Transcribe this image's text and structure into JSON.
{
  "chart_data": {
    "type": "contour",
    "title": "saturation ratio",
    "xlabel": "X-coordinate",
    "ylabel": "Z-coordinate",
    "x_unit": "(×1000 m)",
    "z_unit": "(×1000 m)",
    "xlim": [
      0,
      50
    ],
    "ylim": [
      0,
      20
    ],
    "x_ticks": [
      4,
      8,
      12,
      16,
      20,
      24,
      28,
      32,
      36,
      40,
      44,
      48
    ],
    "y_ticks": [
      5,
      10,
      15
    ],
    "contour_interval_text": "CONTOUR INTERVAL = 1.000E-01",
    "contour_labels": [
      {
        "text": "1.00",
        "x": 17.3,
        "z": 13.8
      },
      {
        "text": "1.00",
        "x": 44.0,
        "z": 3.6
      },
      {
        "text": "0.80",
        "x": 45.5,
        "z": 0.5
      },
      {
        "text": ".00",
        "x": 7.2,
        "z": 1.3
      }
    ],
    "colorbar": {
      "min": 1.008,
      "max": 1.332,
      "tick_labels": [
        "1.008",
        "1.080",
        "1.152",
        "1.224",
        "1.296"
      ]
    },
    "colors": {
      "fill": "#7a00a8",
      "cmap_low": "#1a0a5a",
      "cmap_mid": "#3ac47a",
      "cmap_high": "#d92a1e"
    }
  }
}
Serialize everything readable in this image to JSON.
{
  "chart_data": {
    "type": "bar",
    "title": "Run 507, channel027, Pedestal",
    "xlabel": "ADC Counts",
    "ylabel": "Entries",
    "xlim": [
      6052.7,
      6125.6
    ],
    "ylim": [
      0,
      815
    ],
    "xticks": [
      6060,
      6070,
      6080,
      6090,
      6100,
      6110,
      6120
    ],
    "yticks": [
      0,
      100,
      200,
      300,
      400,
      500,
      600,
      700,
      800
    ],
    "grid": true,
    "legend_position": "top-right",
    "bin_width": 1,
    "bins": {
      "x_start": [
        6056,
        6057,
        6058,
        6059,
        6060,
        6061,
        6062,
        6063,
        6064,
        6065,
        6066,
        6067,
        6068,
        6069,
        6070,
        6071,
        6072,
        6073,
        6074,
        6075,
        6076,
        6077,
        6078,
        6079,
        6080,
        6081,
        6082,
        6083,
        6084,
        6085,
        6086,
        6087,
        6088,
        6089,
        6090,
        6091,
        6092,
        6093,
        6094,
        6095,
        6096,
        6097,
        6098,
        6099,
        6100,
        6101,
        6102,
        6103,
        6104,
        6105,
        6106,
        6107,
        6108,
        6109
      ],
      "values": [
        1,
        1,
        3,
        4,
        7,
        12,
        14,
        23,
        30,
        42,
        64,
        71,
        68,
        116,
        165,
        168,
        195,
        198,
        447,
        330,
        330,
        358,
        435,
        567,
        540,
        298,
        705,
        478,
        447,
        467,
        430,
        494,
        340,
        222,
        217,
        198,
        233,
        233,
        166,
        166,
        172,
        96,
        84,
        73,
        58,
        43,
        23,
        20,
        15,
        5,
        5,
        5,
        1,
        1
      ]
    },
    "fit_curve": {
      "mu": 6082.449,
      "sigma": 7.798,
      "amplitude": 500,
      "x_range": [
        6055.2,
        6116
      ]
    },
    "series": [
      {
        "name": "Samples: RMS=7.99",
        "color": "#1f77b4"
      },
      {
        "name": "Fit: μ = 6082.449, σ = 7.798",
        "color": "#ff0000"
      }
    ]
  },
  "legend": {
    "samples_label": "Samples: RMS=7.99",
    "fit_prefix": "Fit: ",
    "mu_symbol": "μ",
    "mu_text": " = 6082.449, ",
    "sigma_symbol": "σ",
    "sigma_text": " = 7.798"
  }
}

Task to carry out
Report how many lines in the listing above include the word "name". Give nothing but the number.

Output of the exercise
2